Task goal:
Filter the listing and keep only the lines with the word "Kroupa".

Records from a data source
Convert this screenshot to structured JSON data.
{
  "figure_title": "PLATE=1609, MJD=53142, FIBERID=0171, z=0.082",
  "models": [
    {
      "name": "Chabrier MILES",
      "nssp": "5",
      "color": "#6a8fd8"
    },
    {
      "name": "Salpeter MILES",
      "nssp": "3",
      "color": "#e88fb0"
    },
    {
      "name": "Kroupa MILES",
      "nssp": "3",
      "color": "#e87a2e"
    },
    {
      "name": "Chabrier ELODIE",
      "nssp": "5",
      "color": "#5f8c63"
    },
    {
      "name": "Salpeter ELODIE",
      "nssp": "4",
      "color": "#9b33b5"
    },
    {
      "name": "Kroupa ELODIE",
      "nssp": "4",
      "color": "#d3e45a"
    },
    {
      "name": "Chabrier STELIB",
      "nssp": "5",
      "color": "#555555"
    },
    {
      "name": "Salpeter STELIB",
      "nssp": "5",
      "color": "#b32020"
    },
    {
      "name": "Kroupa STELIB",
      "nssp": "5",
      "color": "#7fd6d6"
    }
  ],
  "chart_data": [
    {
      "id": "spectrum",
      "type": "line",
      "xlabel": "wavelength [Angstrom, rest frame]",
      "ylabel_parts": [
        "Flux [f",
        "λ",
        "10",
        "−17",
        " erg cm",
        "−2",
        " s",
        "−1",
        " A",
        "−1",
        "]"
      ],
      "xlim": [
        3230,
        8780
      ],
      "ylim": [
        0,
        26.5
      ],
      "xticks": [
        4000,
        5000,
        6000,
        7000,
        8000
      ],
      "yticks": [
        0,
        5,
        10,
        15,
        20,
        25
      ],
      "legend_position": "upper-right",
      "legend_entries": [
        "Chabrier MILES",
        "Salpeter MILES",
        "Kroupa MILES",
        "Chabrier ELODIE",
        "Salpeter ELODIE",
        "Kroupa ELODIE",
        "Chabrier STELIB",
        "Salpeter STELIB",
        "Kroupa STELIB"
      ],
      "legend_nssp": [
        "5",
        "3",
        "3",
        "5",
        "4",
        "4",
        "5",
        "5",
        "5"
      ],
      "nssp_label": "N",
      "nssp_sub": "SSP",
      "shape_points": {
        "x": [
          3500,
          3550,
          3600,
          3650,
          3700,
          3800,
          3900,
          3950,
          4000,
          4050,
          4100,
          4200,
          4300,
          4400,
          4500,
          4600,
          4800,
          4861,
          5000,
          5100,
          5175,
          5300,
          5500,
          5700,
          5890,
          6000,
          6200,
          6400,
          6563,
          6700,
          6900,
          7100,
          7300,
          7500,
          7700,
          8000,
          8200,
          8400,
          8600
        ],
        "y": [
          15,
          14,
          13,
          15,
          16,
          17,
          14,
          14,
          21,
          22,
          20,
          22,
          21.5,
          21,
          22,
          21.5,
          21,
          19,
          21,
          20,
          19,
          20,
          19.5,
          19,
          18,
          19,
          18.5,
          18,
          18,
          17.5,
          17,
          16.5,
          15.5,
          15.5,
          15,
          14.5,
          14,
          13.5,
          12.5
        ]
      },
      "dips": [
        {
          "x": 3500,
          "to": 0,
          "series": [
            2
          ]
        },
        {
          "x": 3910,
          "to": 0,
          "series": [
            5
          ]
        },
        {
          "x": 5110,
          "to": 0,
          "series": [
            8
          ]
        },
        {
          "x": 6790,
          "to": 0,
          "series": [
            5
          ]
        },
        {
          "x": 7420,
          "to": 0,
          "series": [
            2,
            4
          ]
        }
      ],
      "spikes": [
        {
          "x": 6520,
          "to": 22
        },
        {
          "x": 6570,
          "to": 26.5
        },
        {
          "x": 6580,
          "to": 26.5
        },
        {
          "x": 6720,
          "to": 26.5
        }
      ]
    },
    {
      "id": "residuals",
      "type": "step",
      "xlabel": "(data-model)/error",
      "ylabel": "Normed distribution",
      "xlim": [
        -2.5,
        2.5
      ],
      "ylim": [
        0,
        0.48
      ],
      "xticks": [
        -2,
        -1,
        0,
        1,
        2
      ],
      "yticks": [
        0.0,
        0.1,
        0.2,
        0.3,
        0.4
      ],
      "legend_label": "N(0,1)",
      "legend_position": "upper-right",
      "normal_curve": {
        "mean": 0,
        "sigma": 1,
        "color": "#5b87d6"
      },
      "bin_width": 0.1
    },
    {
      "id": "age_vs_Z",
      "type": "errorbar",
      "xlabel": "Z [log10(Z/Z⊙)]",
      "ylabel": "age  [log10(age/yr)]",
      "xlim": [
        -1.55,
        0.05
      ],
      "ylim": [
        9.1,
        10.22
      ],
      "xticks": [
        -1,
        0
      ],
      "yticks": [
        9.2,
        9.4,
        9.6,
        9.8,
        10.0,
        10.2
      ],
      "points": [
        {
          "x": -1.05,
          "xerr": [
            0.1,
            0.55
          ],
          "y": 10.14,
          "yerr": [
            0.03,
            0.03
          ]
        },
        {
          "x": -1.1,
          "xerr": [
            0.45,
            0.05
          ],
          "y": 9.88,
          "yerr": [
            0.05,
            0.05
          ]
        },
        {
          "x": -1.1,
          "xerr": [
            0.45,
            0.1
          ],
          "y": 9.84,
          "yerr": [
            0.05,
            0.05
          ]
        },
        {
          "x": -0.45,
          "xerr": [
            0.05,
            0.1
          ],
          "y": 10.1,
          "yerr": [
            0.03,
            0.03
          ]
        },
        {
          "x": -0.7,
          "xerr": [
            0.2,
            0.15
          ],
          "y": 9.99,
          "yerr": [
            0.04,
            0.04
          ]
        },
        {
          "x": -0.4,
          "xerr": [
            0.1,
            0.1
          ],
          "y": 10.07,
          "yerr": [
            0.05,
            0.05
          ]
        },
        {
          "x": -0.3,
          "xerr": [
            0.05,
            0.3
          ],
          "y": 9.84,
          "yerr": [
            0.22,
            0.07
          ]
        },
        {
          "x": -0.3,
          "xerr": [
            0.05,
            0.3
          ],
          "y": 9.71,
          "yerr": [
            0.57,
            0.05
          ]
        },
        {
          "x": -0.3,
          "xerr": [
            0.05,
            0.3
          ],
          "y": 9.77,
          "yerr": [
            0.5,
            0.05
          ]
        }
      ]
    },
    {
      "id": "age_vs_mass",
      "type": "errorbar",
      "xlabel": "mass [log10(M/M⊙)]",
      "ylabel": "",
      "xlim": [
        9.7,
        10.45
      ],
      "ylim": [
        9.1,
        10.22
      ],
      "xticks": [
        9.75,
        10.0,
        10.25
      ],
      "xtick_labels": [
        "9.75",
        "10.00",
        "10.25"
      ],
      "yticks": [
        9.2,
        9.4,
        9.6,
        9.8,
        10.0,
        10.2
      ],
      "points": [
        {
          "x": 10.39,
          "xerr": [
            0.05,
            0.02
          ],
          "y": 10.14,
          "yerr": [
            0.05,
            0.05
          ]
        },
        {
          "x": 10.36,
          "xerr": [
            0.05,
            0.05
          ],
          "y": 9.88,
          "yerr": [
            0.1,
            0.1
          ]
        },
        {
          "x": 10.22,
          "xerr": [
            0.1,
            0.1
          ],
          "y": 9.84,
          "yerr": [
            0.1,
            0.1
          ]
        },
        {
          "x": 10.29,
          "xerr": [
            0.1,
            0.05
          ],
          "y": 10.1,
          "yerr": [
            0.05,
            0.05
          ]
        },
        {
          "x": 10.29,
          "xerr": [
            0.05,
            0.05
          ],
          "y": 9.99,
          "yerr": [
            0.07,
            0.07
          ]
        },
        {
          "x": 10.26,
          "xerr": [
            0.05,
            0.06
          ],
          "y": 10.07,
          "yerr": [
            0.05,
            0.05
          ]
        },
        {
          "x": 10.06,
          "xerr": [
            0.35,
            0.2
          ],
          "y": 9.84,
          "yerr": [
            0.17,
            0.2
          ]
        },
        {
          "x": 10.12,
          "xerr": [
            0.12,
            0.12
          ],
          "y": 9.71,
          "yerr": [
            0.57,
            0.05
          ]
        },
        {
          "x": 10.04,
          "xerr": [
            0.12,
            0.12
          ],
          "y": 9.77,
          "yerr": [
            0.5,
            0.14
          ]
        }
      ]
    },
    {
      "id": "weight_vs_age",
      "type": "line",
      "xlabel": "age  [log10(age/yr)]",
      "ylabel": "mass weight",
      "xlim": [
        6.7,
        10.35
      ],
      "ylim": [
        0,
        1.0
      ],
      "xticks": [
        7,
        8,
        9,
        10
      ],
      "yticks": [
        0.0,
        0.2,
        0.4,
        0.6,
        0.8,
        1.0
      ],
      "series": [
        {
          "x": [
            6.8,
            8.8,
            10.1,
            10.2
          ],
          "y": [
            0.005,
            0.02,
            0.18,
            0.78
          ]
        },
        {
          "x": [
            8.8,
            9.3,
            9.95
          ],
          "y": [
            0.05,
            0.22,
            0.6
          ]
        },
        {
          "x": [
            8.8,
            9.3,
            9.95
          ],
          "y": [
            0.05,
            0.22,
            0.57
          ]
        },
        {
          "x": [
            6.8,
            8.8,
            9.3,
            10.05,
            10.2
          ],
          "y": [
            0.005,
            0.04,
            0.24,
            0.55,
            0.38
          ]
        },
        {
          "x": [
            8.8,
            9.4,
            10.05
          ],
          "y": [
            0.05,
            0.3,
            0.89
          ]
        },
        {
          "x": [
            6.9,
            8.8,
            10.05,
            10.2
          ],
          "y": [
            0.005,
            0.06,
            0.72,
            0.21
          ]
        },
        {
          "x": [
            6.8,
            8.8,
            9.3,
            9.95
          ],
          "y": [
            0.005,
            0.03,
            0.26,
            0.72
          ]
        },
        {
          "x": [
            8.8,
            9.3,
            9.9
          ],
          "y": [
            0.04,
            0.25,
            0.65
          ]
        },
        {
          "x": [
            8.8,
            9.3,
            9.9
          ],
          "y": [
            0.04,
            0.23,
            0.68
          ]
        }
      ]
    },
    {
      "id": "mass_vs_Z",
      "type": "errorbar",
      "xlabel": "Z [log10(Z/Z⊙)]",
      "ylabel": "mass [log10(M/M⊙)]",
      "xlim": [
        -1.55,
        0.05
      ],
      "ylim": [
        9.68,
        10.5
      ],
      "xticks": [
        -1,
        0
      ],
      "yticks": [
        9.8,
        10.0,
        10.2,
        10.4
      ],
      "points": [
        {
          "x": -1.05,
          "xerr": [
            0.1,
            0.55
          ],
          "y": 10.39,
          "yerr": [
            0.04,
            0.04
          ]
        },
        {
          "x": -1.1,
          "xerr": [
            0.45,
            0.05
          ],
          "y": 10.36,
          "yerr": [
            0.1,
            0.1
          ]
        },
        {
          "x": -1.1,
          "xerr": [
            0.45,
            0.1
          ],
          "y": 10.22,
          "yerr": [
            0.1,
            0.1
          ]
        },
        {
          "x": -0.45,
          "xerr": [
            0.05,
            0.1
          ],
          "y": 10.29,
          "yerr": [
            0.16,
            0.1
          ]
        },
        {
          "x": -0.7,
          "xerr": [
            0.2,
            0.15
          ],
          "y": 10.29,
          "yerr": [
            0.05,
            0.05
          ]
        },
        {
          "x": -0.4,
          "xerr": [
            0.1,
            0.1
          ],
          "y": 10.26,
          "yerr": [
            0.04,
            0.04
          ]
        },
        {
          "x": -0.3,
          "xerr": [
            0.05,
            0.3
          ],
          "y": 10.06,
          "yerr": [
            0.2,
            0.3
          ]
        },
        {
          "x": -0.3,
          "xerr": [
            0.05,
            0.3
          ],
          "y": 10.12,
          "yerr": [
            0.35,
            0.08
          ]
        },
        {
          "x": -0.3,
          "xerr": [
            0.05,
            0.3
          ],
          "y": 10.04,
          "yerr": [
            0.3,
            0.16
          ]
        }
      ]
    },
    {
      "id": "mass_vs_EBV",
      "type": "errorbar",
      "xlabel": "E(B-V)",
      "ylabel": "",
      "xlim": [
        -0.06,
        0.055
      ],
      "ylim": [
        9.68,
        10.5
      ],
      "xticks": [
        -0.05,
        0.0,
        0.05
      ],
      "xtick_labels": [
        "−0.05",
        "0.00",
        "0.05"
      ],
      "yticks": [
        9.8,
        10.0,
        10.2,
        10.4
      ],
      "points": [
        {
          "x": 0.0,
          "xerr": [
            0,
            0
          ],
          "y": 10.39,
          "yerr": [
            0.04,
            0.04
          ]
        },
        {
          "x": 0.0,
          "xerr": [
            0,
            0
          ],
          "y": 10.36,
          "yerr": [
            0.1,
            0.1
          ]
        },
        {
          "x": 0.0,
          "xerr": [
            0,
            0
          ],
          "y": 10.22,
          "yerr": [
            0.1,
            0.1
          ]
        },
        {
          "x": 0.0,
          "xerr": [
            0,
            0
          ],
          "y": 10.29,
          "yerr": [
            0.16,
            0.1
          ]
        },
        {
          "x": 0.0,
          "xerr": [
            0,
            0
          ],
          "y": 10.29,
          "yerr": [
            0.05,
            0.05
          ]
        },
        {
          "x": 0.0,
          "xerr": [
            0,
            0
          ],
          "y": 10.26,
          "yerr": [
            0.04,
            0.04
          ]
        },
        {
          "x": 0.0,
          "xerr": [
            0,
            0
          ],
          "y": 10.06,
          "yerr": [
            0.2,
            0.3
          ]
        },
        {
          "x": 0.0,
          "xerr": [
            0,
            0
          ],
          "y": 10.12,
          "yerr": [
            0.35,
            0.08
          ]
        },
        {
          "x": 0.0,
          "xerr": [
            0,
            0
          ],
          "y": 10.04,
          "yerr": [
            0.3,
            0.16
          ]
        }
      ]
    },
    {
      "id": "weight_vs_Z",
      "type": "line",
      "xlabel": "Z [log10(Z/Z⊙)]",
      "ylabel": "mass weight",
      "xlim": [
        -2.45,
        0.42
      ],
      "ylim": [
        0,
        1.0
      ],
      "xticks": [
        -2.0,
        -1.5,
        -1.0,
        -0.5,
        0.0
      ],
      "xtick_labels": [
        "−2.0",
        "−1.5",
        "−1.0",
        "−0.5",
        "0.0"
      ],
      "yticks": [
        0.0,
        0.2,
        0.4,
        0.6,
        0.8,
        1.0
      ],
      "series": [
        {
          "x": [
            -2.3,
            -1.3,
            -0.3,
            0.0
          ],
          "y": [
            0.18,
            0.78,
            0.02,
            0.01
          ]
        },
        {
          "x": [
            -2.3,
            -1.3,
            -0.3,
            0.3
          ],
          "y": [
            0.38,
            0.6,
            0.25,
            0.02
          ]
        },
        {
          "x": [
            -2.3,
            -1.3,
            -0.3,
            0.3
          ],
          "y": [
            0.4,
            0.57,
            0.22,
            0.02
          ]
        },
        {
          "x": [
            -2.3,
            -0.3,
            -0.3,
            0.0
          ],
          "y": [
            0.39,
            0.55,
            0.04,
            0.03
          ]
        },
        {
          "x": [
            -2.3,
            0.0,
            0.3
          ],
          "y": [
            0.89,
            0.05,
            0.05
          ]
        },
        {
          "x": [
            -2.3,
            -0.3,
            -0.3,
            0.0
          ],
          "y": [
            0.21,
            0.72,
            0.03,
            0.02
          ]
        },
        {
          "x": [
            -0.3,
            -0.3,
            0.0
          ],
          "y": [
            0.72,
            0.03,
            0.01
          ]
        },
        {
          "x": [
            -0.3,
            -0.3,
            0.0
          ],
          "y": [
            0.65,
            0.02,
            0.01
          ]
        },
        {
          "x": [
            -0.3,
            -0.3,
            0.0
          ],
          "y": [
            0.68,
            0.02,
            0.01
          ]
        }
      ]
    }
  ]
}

Task answer:
      "name": "Kroupa MILES",
      "name": "Kroupa ELODIE",
      "name": "Kroupa STELIB",
        "Kroupa MILES",
        "Kroupa ELODIE",
        "Kroupa STELIB"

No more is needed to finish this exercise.